Copy the records from the line containing "Give bounding boxes" through the line containing "Text: O: O (165, 186, 176, 199)", both included, with "Text" changed to "Label" and everything else kept the same. Omit the pictures.

# Data lines
☆ ☆ ☆
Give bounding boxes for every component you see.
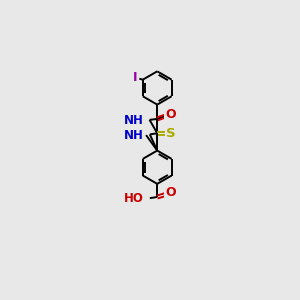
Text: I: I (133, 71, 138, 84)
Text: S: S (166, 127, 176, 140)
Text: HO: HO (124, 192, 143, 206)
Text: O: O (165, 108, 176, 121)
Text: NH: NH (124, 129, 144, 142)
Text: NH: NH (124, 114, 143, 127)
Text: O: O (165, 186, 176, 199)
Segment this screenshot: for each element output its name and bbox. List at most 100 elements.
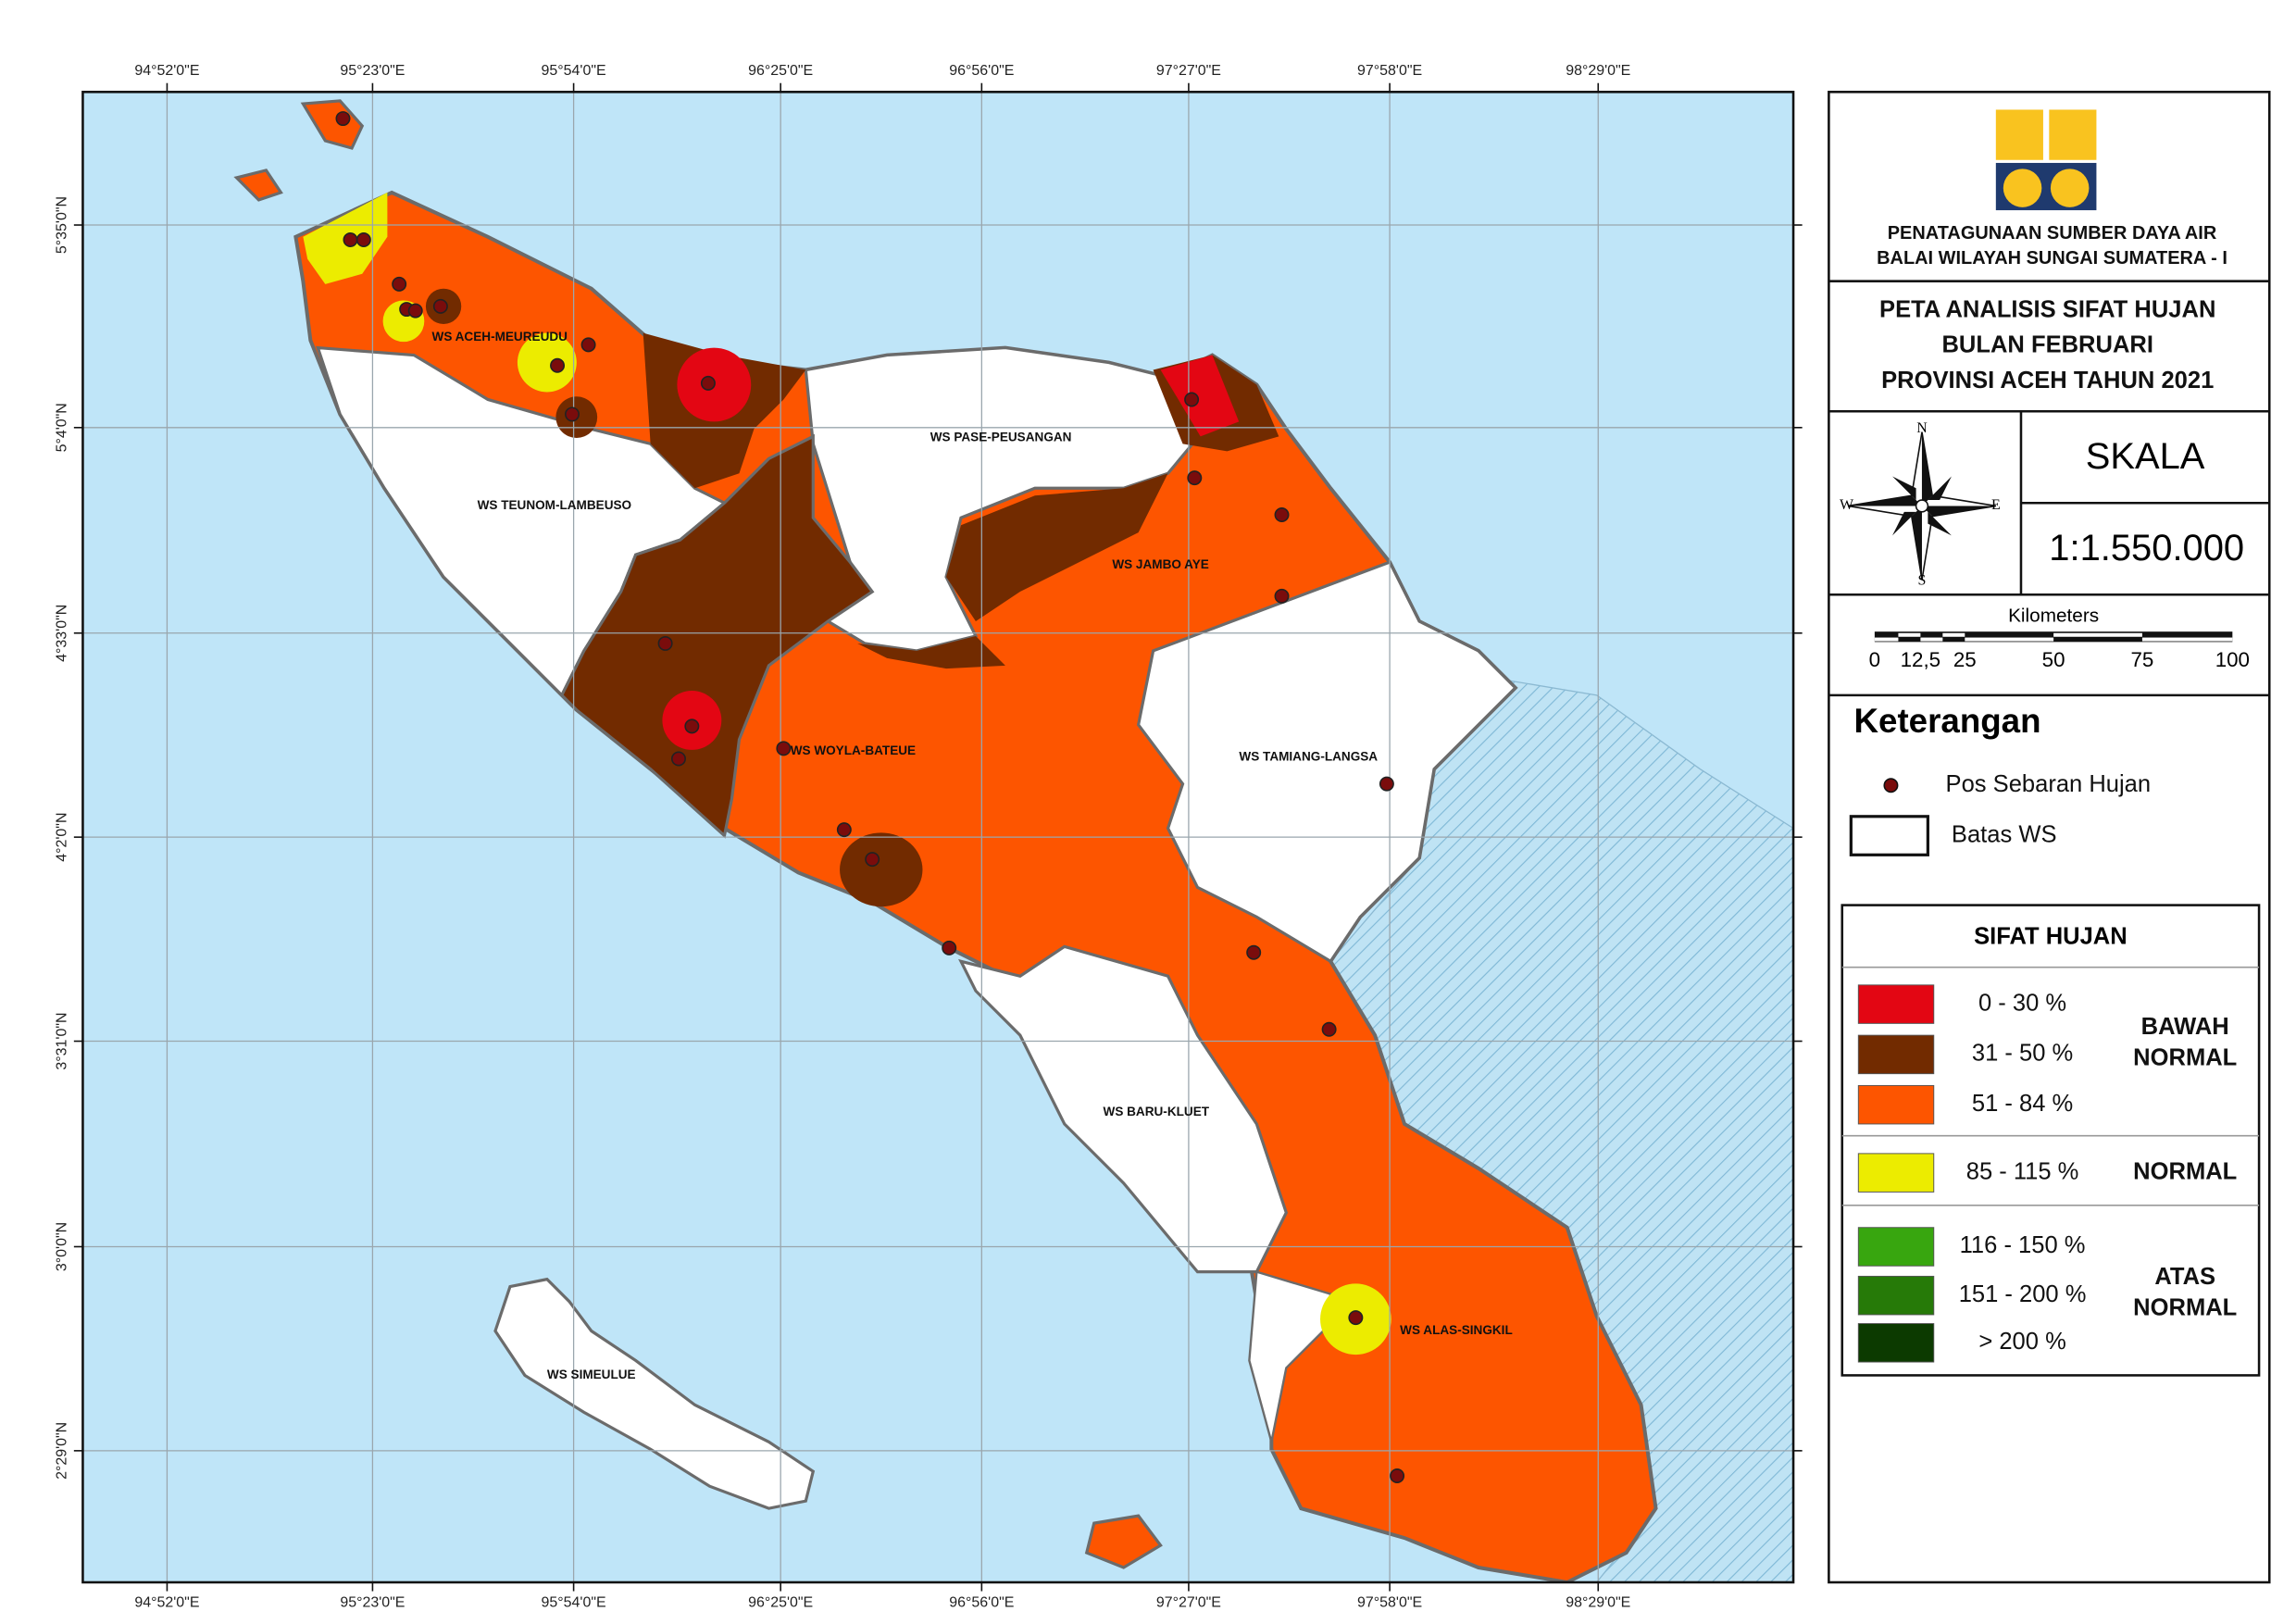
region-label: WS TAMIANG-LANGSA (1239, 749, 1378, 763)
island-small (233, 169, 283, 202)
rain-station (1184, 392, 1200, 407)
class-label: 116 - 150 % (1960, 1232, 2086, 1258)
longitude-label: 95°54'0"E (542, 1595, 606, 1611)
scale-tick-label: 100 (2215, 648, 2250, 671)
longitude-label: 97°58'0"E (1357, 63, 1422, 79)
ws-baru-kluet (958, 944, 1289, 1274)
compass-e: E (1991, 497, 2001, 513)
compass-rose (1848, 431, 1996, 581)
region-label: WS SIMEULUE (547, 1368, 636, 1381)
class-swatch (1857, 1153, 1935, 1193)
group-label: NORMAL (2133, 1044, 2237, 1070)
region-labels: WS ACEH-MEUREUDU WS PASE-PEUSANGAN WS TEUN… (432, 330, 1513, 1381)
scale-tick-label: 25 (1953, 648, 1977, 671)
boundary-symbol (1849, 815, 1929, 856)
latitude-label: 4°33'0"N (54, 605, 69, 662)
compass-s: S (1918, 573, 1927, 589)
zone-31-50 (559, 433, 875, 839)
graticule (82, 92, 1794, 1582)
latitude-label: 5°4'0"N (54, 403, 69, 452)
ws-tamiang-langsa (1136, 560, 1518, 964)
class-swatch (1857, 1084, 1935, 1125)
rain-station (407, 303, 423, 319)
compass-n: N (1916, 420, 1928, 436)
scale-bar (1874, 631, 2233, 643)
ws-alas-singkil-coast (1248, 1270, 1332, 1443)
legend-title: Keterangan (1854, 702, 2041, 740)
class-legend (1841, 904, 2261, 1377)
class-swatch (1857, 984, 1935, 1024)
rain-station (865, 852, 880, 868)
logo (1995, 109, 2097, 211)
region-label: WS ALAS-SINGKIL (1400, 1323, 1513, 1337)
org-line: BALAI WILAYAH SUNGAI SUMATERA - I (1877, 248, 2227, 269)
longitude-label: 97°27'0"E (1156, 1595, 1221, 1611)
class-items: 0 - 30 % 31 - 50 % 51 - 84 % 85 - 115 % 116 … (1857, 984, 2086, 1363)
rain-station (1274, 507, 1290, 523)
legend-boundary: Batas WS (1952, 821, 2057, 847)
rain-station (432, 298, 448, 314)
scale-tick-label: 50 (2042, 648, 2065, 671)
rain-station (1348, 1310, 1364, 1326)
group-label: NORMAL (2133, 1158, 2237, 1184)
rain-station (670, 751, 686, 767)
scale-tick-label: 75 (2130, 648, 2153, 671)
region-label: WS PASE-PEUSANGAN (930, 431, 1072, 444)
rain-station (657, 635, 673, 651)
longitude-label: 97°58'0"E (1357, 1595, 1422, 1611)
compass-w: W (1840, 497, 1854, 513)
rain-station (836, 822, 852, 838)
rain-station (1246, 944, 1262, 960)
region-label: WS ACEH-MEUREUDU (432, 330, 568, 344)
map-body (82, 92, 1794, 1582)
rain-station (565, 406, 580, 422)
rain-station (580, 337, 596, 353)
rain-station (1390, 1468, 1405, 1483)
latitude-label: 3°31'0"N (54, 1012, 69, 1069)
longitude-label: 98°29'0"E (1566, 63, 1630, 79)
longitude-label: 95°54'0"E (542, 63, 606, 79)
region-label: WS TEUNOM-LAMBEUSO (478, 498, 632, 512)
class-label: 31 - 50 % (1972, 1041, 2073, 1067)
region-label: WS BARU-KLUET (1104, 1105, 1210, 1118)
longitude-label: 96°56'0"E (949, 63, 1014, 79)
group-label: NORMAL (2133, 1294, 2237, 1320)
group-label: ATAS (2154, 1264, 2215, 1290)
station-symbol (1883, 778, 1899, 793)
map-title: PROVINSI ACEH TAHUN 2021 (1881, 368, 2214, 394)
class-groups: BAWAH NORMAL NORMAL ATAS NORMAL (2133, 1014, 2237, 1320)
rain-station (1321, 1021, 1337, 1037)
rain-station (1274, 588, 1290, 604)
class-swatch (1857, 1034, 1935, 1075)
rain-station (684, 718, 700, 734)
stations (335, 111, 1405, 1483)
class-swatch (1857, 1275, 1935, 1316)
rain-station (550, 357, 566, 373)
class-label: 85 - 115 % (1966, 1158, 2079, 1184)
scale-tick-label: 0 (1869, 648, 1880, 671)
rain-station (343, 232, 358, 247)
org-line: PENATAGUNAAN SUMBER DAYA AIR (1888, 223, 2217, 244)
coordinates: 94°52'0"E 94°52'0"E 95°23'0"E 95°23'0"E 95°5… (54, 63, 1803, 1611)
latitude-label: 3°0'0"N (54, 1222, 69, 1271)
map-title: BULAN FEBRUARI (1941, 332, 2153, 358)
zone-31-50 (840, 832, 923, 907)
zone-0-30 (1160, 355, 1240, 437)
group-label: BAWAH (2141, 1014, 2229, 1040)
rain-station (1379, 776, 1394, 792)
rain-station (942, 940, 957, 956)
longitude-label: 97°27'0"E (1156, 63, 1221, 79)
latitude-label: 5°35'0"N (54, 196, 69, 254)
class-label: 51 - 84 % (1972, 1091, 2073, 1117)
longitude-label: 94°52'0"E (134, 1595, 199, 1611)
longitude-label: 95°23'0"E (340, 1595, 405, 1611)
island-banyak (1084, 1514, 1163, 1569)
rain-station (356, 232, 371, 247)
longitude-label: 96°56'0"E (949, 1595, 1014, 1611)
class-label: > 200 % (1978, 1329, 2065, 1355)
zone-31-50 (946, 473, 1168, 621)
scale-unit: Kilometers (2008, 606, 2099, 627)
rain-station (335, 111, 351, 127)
☆ ☆ ☆
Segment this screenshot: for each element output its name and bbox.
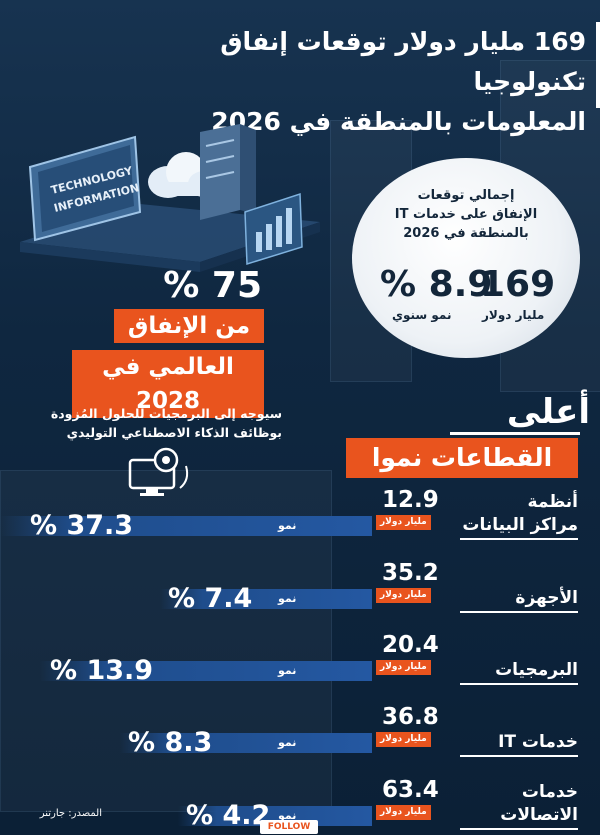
☆ ☆ ☆
# Answer for the task
Give bounding boxes for every component you see.
Label: I: I (133, 71, 138, 84)
Label: S: S (166, 127, 176, 140)
Label: HO: HO (124, 192, 143, 206)
Label: O: O (165, 108, 176, 121)
Label: NH: NH (124, 129, 144, 142)
Label: NH: NH (124, 114, 143, 127)
Label: O: O (165, 186, 176, 199)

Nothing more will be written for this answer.